--- START OF SOURCE DATA ---
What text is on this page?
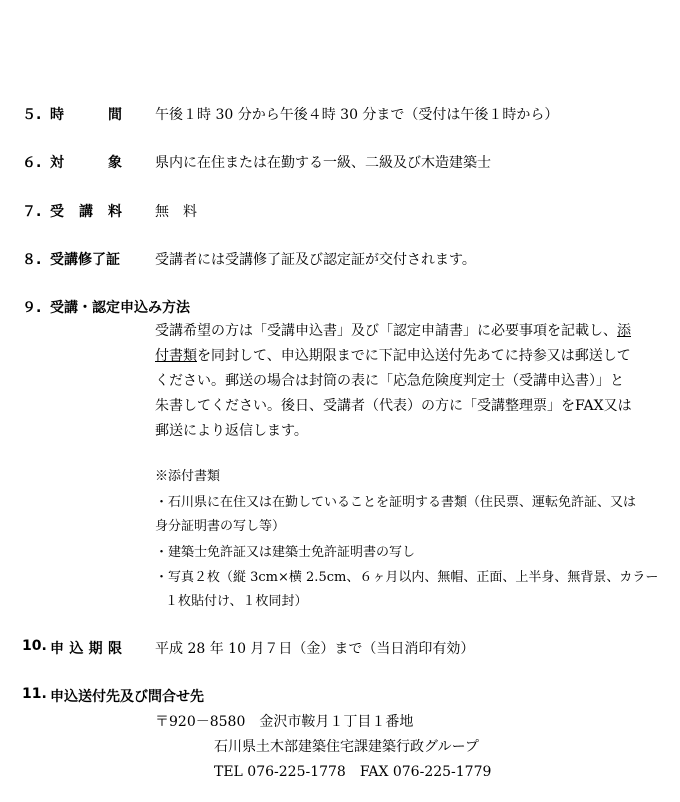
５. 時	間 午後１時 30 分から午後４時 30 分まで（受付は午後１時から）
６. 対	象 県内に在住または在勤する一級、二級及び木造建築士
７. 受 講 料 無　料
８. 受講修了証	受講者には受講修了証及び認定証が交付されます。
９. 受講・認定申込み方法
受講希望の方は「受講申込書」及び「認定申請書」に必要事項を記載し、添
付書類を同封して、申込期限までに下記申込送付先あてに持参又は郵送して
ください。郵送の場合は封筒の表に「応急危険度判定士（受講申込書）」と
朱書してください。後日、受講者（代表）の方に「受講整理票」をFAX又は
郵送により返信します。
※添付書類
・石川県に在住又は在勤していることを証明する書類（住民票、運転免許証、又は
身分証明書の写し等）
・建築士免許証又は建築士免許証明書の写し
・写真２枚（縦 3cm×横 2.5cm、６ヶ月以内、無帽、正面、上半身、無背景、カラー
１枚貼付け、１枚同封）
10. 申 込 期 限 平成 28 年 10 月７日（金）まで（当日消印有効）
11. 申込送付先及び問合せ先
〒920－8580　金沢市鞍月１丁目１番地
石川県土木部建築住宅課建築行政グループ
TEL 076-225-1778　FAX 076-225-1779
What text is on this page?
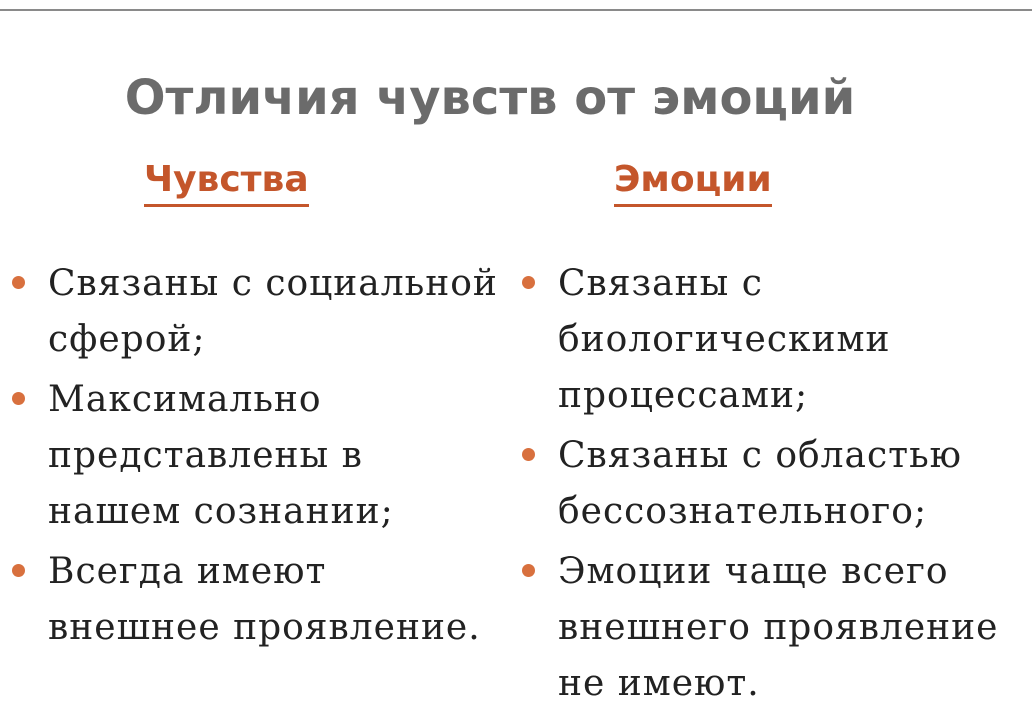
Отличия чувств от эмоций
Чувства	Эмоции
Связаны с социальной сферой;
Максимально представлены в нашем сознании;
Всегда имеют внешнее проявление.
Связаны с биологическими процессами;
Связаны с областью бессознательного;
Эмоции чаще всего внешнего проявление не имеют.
--- END OF SOURCE DATA ---
* **PROMPT**
Look through the entries above and report each line where the string "Связаны" occurs.

* **RESULT OF THIS TASK**
Связаны с социальной сферой;
Связаны с биологическими процессами;
Связаны с областью бессознательного;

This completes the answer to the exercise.